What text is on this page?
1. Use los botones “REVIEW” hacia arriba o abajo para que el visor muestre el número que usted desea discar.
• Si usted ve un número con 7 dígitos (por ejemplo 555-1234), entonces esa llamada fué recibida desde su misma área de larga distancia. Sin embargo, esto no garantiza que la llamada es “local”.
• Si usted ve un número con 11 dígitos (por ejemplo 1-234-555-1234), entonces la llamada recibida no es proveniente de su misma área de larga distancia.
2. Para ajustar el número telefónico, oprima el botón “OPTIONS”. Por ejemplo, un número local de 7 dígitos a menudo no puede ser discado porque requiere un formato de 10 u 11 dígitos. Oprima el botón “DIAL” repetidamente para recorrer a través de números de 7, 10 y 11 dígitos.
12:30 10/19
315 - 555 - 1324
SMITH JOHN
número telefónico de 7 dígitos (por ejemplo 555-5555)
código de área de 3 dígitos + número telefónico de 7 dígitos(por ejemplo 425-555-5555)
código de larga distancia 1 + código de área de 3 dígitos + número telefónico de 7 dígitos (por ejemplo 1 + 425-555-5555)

• • •

• [EXERCISE INSTRUCTIONS]
Give back all the data exactly as written.

• [RESPONSE]
What text is on this page?
1. Use los botones “REVIEW” hacia arriba o abajo para que el visor muestre el número que usted desea discar.
• Si usted ve un número con 7 dígitos (por ejemplo 555-1234), entonces esa llamada fué recibida desde su misma área de larga distancia. Sin embargo, esto no garantiza que la llamada es “local”.
• Si usted ve un número con 11 dígitos (por ejemplo 1-234-555-1234), entonces la llamada recibida no es proveniente de su misma área de larga distancia.
2. Para ajustar el número telefónico, oprima el botón “OPTIONS”. Por ejemplo, un número local de 7 dígitos a menudo no puede ser discado porque requiere un formato de 10 u 11 dígitos. Oprima el botón “DIAL” repetidamente para recorrer a través de números de 7, 10 y 11 dígitos.
12:30 10/19
315 - 555 - 1324
SMITH JOHN
número telefónico de 7 dígitos (por ejemplo 555-5555)
código de área de 3 dígitos + número telefónico de 7 dígitos(por ejemplo 425-555-5555)
código de larga distancia 1 + código de área de 3 dígitos + número telefónico de 7 dígitos (por ejemplo 1 + 425-555-5555)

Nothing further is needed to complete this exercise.